(WHAT THE EXERCISE ASKS)
Print the listing below exactly.

BEGIN DATA FOR PROCESSING

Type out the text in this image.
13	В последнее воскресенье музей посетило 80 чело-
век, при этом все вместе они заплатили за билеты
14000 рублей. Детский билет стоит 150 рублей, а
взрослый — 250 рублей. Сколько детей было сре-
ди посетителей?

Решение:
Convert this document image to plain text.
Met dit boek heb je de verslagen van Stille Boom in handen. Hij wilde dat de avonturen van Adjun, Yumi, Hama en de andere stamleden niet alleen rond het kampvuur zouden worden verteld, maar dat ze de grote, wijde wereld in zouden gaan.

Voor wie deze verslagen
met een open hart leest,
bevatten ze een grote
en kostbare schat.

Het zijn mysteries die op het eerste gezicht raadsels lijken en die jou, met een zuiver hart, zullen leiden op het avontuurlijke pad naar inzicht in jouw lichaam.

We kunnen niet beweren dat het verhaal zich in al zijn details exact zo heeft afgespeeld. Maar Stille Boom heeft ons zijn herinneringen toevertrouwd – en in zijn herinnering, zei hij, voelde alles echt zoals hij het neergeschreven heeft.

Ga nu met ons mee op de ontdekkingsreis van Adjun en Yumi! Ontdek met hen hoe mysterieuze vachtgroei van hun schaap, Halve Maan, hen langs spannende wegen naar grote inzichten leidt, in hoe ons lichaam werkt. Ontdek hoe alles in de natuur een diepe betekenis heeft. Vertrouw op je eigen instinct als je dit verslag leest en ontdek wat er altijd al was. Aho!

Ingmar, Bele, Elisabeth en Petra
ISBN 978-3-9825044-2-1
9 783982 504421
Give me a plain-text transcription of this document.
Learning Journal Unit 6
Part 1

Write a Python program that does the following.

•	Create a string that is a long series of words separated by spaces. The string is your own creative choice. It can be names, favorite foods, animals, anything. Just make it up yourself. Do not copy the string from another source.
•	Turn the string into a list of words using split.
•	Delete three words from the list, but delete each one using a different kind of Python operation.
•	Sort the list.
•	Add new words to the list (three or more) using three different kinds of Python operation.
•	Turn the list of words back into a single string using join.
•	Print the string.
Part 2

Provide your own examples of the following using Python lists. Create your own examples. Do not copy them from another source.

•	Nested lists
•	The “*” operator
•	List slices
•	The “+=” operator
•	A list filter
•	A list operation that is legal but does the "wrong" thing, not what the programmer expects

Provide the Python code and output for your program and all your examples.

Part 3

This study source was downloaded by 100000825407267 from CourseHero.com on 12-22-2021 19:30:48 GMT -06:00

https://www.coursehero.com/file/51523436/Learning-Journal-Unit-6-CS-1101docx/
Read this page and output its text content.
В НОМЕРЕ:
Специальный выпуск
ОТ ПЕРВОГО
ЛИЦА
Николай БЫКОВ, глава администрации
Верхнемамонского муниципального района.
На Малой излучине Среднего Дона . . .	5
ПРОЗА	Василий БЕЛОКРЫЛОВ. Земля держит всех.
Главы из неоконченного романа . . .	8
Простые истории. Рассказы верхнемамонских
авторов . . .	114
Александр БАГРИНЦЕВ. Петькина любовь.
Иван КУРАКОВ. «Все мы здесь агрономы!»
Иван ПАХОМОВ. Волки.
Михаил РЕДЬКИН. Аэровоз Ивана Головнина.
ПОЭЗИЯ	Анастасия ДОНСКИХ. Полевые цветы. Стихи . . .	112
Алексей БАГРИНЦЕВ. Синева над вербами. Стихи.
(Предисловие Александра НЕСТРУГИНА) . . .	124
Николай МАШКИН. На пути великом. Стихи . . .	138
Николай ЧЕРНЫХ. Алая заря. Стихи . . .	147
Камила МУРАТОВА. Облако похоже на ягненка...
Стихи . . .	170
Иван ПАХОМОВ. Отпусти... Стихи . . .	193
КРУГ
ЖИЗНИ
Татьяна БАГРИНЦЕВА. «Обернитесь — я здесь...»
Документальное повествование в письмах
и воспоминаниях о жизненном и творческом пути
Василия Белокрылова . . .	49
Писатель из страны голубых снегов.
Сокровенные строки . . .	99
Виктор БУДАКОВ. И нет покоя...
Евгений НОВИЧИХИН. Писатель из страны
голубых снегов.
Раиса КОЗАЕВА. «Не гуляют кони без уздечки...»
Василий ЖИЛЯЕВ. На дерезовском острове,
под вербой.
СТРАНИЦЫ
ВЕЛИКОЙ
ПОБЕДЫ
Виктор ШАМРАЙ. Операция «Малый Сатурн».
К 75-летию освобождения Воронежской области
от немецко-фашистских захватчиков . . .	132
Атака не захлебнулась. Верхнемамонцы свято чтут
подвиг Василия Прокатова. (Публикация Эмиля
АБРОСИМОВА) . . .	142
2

END DATA FOR PROCESSING

(EXPECTED OUTPUT)
Type out the text in this image.
13	В последнее воскресенье музей посетило 80 чело-
век, при этом все вместе они заплатили за билеты
14000 рублей. Детский билет стоит 150 рублей, а
взрослый — 250 рублей. Сколько детей было сре-
ди посетителей?

Решение:
Convert this document image to plain text.
Met dit boek heb je de verslagen van Stille Boom in handen. Hij wilde dat de avonturen van Adjun, Yumi, Hama en de andere stamleden niet alleen rond het kampvuur zouden worden verteld, maar dat ze de grote, wijde wereld in zouden gaan.

Voor wie deze verslagen
met een open hart leest,
bevatten ze een grote
en kostbare schat.

Het zijn mysteries die op het eerste gezicht raadsels lijken en die jou, met een zuiver hart, zullen leiden op het avontuurlijke pad naar inzicht in jouw lichaam.

We kunnen niet beweren dat het verhaal zich in al zijn details exact zo heeft afgespeeld. Maar Stille Boom heeft ons zijn herinneringen toevertrouwd – en in zijn herinnering, zei hij, voelde alles echt zoals hij het neergeschreven heeft.

Ga nu met ons mee op de ontdekkingsreis van Adjun en Yumi! Ontdek met hen hoe mysterieuze vachtgroei van hun schaap, Halve Maan, hen langs spannende wegen naar grote inzichten leidt, in hoe ons lichaam werkt. Ontdek hoe alles in de natuur een diepe betekenis heeft. Vertrouw op je eigen instinct als je dit verslag leest en ontdek wat er altijd al was. Aho!

Ingmar, Bele, Elisabeth en Petra
ISBN 978-3-9825044-2-1
9 783982 504421
Give me a plain-text transcription of this document.
Learning Journal Unit 6
Part 1

Write a Python program that does the following.

•	Create a string that is a long series of words separated by spaces. The string is your own creative choice. It can be names, favorite foods, animals, anything. Just make it up yourself. Do not copy the string from another source.
•	Turn the string into a list of words using split.
•	Delete three words from the list, but delete each one using a different kind of Python operation.
•	Sort the list.
•	Add new words to the list (three or more) using three different kinds of Python operation.
•	Turn the list of words back into a single string using join.
•	Print the string.
Part 2

Provide your own examples of the following using Python lists. Create your own examples. Do not copy them from another source.

•	Nested lists
•	The “*” operator
•	List slices
•	The “+=” operator
•	A list filter
•	A list operation that is legal but does the "wrong" thing, not what the programmer expects

Provide the Python code and output for your program and all your examples.

Part 3

This study source was downloaded by 100000825407267 from CourseHero.com on 12-22-2021 19:30:48 GMT -06:00

https://www.coursehero.com/file/51523436/Learning-Journal-Unit-6-CS-1101docx/
Read this page and output its text content.
В НОМЕРЕ:
Специальный выпуск
ОТ ПЕРВОГО
ЛИЦА
Николай БЫКОВ, глава администрации
Верхнемамонского муниципального района.
На Малой излучине Среднего Дона . . .	5
ПРОЗА	Василий БЕЛОКРЫЛОВ. Земля держит всех.
Главы из неоконченного романа . . .	8
Простые истории. Рассказы верхнемамонских
авторов . . .	114
Александр БАГРИНЦЕВ. Петькина любовь.
Иван КУРАКОВ. «Все мы здесь агрономы!»
Иван ПАХОМОВ. Волки.
Михаил РЕДЬКИН. Аэровоз Ивана Головнина.
ПОЭЗИЯ	Анастасия ДОНСКИХ. Полевые цветы. Стихи . . .	112
Алексей БАГРИНЦЕВ. Синева над вербами. Стихи.
(Предисловие Александра НЕСТРУГИНА) . . .	124
Николай МАШКИН. На пути великом. Стихи . . .	138
Николай ЧЕРНЫХ. Алая заря. Стихи . . .	147
Камила МУРАТОВА. Облако похоже на ягненка...
Стихи . . .	170
Иван ПАХОМОВ. Отпусти... Стихи . . .	193
КРУГ
ЖИЗНИ
Татьяна БАГРИНЦЕВА. «Обернитесь — я здесь...»
Документальное повествование в письмах
и воспоминаниях о жизненном и творческом пути
Василия Белокрылова . . .	49
Писатель из страны голубых снегов.
Сокровенные строки . . .	99
Виктор БУДАКОВ. И нет покоя...
Евгений НОВИЧИХИН. Писатель из страны
голубых снегов.
Раиса КОЗАЕВА. «Не гуляют кони без уздечки...»
Василий ЖИЛЯЕВ. На дерезовском острове,
под вербой.
СТРАНИЦЫ
ВЕЛИКОЙ
ПОБЕДЫ
Виктор ШАМРАЙ. Операция «Малый Сатурн».
К 75-летию освобождения Воронежской области
от немецко-фашистских захватчиков . . .	132
Атака не захлебнулась. Верхнемамонцы свято чтут
подвиг Василия Прокатова. (Публикация Эмиля
АБРОСИМОВА) . . .	142
2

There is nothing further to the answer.